= Work to complete =
Copy out all lines carrying the word "субсидий".

= Dataset extract =
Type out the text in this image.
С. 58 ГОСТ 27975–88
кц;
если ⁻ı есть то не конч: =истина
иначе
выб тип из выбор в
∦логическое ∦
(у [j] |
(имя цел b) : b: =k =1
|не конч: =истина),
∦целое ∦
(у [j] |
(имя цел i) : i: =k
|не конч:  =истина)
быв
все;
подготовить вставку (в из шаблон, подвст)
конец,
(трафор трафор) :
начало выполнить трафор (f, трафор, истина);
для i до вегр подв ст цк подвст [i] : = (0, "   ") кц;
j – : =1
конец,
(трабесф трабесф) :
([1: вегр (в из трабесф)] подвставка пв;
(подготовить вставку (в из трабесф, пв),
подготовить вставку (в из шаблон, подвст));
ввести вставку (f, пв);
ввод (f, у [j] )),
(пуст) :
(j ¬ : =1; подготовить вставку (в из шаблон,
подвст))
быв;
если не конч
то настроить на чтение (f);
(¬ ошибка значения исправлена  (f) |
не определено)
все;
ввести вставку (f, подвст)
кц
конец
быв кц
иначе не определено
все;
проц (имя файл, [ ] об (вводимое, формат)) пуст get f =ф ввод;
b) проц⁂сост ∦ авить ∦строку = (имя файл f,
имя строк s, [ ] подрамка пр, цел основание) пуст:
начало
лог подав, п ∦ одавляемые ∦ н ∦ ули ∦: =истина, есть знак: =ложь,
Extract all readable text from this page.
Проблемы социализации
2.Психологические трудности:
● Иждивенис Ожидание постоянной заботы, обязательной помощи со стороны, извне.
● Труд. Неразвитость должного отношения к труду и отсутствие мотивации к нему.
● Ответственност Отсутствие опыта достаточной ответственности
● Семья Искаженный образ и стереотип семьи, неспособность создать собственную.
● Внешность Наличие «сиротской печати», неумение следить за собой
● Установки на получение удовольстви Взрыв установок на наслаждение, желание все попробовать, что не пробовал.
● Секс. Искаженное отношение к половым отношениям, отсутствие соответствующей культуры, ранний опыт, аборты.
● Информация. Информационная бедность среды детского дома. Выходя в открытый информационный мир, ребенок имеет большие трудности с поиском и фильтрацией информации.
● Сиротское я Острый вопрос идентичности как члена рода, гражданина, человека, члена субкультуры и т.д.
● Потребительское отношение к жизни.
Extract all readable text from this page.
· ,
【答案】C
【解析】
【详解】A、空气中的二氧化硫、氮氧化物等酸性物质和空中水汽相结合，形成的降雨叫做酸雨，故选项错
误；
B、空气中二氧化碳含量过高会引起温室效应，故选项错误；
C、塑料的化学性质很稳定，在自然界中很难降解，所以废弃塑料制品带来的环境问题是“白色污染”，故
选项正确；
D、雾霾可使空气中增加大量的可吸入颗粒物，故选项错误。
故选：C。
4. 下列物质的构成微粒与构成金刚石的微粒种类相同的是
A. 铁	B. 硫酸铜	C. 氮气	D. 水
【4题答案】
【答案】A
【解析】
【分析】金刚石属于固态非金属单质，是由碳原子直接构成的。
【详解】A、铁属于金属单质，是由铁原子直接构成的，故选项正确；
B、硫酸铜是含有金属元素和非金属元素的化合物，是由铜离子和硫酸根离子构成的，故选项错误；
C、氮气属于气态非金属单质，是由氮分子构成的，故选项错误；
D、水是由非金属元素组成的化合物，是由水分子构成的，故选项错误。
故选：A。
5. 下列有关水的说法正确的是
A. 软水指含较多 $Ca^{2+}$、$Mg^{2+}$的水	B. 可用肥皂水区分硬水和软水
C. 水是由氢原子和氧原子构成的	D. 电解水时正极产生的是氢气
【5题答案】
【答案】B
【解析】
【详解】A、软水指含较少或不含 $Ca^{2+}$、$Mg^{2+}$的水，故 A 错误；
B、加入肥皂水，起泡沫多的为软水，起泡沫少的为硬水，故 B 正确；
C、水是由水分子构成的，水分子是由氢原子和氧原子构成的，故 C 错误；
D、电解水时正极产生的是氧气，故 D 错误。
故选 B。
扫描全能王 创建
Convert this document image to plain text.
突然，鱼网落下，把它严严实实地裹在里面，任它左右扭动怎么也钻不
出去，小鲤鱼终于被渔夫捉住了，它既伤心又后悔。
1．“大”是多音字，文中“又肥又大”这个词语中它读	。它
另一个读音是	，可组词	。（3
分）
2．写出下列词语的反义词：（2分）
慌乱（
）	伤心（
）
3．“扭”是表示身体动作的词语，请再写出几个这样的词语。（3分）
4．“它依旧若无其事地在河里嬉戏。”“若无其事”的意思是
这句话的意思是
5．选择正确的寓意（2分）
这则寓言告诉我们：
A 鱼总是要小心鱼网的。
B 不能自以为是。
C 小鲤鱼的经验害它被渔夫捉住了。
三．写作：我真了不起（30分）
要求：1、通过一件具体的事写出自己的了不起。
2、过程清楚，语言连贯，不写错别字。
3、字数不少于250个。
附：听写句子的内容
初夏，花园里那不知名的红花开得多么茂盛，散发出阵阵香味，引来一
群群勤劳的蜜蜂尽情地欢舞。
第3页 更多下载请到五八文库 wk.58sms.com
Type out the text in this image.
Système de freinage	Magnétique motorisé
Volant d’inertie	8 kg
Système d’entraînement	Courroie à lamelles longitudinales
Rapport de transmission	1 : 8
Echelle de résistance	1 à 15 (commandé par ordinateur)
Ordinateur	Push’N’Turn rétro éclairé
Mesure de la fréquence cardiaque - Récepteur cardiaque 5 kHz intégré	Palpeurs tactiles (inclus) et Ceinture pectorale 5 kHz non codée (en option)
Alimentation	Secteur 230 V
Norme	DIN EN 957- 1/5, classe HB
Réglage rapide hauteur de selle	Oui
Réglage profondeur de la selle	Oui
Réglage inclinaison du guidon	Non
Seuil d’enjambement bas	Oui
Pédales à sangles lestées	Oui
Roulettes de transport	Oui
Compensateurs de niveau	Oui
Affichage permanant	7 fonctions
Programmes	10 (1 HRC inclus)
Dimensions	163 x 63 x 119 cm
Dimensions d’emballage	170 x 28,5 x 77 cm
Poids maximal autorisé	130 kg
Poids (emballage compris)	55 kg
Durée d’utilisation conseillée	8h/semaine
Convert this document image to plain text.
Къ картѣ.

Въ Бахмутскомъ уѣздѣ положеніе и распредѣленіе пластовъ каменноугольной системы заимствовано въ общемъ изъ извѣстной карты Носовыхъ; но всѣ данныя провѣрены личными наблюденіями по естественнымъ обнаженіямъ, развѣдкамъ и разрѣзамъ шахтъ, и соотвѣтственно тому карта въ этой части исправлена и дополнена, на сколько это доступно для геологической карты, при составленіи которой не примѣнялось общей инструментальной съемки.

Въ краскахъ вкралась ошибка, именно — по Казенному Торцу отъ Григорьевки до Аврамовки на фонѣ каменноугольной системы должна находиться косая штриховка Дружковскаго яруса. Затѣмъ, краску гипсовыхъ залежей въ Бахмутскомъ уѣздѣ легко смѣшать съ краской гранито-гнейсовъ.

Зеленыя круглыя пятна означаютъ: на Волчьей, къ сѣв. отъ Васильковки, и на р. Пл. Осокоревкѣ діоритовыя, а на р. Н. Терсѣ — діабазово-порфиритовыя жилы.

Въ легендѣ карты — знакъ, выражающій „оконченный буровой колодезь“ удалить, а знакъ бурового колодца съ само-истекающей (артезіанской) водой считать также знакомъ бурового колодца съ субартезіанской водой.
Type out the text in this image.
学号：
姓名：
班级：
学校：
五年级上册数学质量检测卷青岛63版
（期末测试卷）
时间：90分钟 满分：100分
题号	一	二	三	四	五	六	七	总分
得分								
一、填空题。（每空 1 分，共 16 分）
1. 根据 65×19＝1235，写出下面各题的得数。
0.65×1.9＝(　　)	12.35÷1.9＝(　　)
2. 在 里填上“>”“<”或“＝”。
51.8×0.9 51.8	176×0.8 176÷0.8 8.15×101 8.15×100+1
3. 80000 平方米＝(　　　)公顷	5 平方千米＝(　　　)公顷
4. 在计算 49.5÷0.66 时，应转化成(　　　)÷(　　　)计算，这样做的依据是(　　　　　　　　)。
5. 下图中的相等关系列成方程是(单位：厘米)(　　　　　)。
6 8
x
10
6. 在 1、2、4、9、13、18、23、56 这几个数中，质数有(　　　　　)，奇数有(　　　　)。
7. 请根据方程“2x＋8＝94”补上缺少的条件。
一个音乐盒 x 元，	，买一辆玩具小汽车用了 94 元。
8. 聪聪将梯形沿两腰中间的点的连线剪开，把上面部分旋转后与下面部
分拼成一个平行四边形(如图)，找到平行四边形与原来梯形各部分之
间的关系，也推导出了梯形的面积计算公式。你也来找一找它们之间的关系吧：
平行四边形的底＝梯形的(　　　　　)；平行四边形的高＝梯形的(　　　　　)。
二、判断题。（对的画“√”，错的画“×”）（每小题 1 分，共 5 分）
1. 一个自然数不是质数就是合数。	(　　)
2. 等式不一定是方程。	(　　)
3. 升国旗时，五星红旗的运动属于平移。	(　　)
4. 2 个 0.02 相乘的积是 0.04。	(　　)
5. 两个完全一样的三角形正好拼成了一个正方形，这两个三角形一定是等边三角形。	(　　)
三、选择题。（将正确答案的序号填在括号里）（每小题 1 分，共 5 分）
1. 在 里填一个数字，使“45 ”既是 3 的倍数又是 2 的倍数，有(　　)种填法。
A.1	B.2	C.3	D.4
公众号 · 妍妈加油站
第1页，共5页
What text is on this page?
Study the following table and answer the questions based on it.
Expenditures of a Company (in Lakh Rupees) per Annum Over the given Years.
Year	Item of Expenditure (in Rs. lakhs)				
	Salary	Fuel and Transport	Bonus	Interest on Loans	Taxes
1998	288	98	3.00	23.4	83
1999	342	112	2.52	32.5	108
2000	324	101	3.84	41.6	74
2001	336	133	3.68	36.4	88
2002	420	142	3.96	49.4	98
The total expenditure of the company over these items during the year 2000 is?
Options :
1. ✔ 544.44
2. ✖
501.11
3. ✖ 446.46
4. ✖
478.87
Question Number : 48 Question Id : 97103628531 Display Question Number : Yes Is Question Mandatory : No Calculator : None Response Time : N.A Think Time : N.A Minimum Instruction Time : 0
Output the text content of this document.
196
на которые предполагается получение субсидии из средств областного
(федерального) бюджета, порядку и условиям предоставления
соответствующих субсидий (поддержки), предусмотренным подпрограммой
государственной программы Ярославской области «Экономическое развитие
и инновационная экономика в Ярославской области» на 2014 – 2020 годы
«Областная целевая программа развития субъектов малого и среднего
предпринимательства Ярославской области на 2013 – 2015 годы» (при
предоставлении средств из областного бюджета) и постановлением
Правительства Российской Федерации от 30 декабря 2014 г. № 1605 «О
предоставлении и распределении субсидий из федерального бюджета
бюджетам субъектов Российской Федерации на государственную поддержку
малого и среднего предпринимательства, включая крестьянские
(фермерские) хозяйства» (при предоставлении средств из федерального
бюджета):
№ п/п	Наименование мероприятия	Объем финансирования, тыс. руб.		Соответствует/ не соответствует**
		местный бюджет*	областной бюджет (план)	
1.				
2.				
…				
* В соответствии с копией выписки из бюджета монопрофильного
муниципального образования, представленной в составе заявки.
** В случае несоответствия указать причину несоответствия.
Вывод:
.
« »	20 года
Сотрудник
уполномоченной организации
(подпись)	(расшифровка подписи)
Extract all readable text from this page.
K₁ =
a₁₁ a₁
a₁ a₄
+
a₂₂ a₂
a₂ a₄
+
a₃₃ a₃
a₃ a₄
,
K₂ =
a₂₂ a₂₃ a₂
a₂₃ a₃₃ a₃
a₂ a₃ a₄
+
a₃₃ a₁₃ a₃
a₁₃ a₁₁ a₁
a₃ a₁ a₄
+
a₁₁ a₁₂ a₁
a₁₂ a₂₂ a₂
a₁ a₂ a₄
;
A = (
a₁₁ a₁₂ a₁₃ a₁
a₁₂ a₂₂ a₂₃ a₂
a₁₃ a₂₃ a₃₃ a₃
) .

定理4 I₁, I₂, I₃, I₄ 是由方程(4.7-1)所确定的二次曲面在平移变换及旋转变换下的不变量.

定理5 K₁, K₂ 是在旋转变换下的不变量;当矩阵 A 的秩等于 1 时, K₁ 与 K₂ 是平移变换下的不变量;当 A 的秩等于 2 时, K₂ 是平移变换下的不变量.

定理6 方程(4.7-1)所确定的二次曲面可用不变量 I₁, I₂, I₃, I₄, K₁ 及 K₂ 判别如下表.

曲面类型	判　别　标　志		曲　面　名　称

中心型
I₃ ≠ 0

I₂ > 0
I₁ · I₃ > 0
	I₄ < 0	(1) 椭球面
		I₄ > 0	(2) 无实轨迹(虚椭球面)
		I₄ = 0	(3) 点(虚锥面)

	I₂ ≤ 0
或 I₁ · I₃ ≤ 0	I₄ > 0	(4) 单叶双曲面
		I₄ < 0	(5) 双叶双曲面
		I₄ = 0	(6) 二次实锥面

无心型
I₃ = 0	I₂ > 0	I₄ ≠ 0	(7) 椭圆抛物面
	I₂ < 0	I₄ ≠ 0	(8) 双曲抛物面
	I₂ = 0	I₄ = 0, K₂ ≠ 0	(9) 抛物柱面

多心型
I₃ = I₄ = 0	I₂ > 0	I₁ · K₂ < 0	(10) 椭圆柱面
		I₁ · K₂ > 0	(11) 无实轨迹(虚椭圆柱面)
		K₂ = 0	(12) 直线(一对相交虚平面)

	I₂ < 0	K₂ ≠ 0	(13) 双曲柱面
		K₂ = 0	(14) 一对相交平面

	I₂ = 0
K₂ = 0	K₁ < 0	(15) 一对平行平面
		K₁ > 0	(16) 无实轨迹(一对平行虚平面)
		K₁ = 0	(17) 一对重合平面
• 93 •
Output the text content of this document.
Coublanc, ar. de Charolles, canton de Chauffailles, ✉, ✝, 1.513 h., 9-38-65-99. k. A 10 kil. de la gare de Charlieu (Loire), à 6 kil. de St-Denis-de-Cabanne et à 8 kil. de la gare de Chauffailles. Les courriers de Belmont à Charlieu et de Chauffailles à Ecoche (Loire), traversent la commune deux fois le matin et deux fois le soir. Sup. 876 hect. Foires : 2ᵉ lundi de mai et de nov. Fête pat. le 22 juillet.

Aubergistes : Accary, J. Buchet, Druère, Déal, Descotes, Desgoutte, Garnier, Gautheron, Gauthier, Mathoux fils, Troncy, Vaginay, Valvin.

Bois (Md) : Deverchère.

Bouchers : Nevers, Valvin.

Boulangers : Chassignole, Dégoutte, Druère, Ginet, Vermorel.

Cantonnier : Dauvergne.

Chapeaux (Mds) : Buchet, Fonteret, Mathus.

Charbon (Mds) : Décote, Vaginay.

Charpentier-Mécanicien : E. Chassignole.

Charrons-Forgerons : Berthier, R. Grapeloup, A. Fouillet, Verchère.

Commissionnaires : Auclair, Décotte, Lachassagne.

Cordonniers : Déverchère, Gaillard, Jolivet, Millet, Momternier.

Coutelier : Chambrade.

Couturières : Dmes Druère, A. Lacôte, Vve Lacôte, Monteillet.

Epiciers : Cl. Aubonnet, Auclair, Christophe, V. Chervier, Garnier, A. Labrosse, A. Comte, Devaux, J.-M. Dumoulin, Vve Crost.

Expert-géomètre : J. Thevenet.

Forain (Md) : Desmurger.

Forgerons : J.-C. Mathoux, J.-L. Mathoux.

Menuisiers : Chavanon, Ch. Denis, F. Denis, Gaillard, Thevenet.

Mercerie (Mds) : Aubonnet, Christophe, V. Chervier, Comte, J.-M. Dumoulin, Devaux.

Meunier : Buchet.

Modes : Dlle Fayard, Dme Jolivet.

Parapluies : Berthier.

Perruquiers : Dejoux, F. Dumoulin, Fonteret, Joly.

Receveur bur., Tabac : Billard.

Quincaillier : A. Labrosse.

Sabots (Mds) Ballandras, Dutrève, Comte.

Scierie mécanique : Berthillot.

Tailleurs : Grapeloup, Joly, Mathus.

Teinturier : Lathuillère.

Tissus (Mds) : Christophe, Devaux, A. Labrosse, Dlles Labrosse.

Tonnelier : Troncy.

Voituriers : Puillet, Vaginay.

= Answer to the task =
соответствующих субсидий (поддержки), предусмотренным подпрограммой
предоставлении и распределении субсидий из федерального бюджета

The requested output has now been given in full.